# Stated goal
Drop every picture and give the entries back exactly.

--------

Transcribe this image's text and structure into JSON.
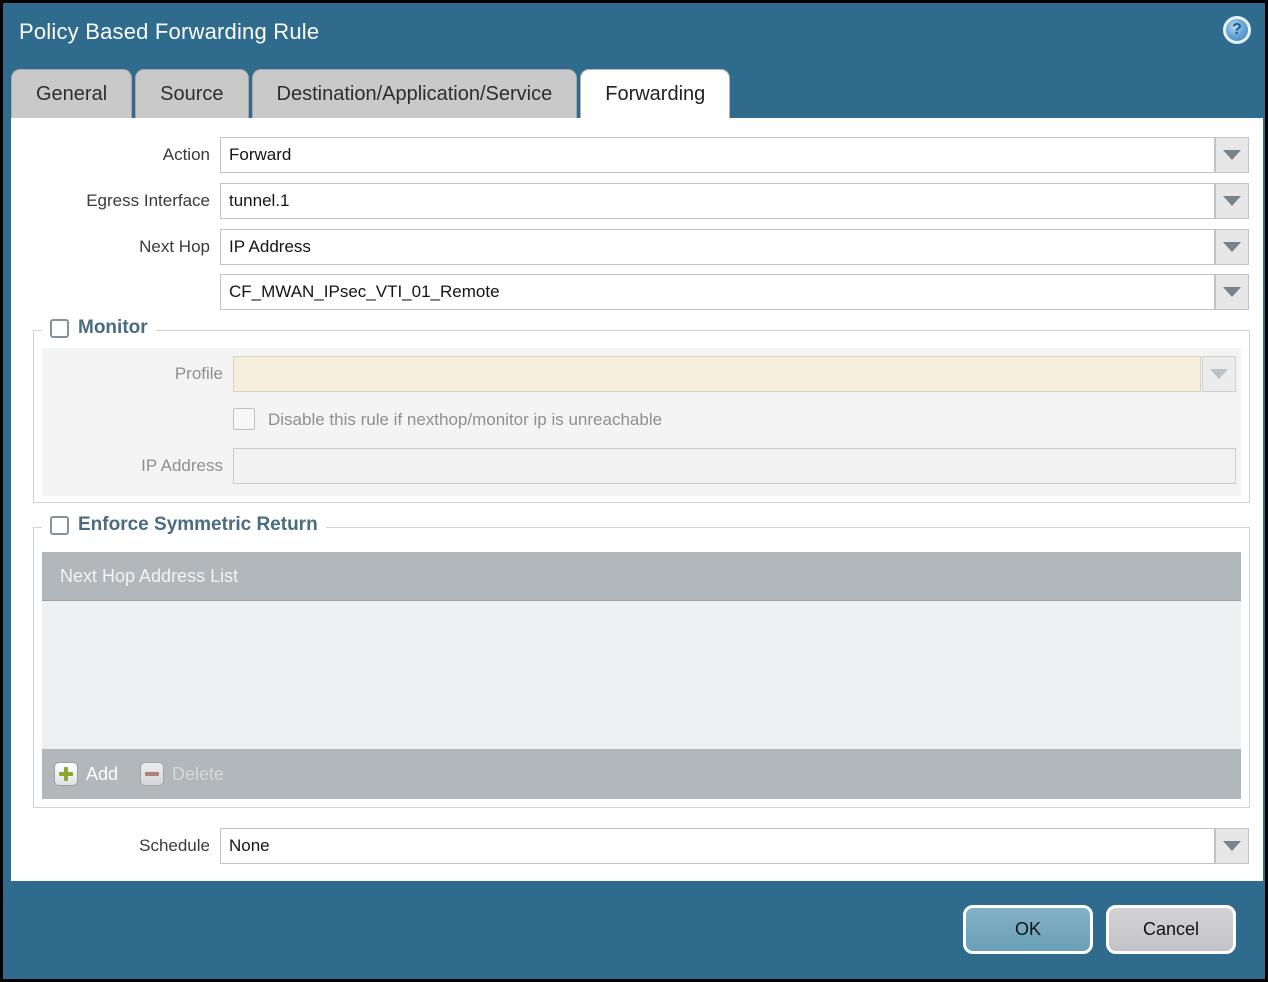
{
  "dialog": {
    "title": "Policy Based Forwarding Rule",
    "help_glyph": "?"
  },
  "tabs": [
    {
      "label": "General",
      "active": false
    },
    {
      "label": "Source",
      "active": false
    },
    {
      "label": "Destination/Application/Service",
      "active": false
    },
    {
      "label": "Forwarding",
      "active": true
    }
  ],
  "form": {
    "action": {
      "label": "Action",
      "value": "Forward"
    },
    "egress_interface": {
      "label": "Egress Interface",
      "value": "tunnel.1"
    },
    "next_hop": {
      "label": "Next Hop",
      "value": "IP Address"
    },
    "next_hop_address": {
      "value": "CF_MWAN_IPsec_VTI_01_Remote"
    },
    "monitor": {
      "legend": "Monitor",
      "checked": false,
      "profile": {
        "label": "Profile",
        "value": ""
      },
      "disable_rule": {
        "label": "Disable this rule if nexthop/monitor ip is unreachable",
        "checked": false
      },
      "ip_address": {
        "label": "IP Address",
        "value": ""
      }
    },
    "enforce_symmetric_return": {
      "legend": "Enforce Symmetric Return",
      "checked": false,
      "table": {
        "header": "Next Hop Address List",
        "rows": []
      },
      "add_label": "Add",
      "delete_label": "Delete",
      "delete_enabled": false
    },
    "schedule": {
      "label": "Schedule",
      "value": "None"
    }
  },
  "footer": {
    "ok_label": "OK",
    "cancel_label": "Cancel"
  },
  "colors": {
    "chrome_teal": "#2e6b8c",
    "active_tab_bg": "#ffffff",
    "inactive_tab_bg": "#c9c9c9",
    "legend_text": "#496c80",
    "disabled_profile_bg": "#f5eedb",
    "table_header_bg": "#b2b7bb",
    "add_plus_green": "#8aa82e",
    "delete_minus_red": "#b2705e",
    "ok_button_bg": "#6fa6bd",
    "cancel_button_bg": "#c9c9cd"
  }
}
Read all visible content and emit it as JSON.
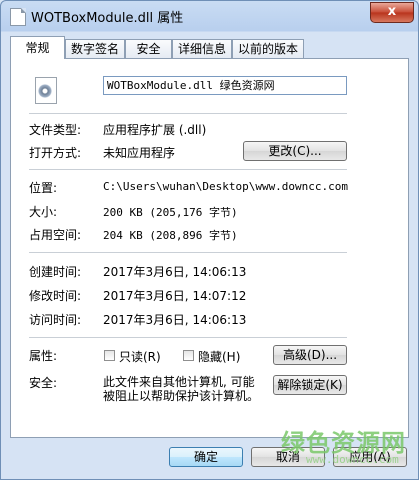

--------

# Solution below
Transcribe this image's text and structure into JSON.
{
  "dialog": {
    "title": "Policy Based Forwarding Rule",
    "help_glyph": "?"
  },
  "tabs": [
    {
      "label": "General",
      "active": false
    },
    {
      "label": "Source",
      "active": false
    },
    {
      "label": "Destination/Application/Service",
      "active": false
    },
    {
      "label": "Forwarding",
      "active": true
    }
  ],
  "form": {
    "action": {
      "label": "Action",
      "value": "Forward"
    },
    "egress_interface": {
      "label": "Egress Interface",
      "value": "tunnel.1"
    },
    "next_hop": {
      "label": "Next Hop",
      "value": "IP Address"
    },
    "next_hop_address": {
      "value": "CF_MWAN_IPsec_VTI_01_Remote"
    },
    "monitor": {
      "legend": "Monitor",
      "checked": false,
      "profile": {
        "label": "Profile",
        "value": ""
      },
      "disable_rule": {
        "label": "Disable this rule if nexthop/monitor ip is unreachable",
        "checked": false
      },
      "ip_address": {
        "label": "IP Address",
        "value": ""
      }
    },
    "enforce_symmetric_return": {
      "legend": "Enforce Symmetric Return",
      "checked": false,
      "table": {
        "header": "Next Hop Address List",
        "rows": []
      },
      "add_label": "Add",
      "delete_label": "Delete",
      "delete_enabled": false
    },
    "schedule": {
      "label": "Schedule",
      "value": "None"
    }
  },
  "footer": {
    "ok_label": "OK",
    "cancel_label": "Cancel"
  },
  "colors": {
    "chrome_teal": "#2e6b8c",
    "active_tab_bg": "#ffffff",
    "inactive_tab_bg": "#c9c9c9",
    "legend_text": "#496c80",
    "disabled_profile_bg": "#f5eedb",
    "table_header_bg": "#b2b7bb",
    "add_plus_green": "#8aa82e",
    "delete_minus_red": "#b2705e",
    "ok_button_bg": "#6fa6bd",
    "cancel_button_bg": "#c9c9cd"
  }
}
Read all visible content and emit it as JSON.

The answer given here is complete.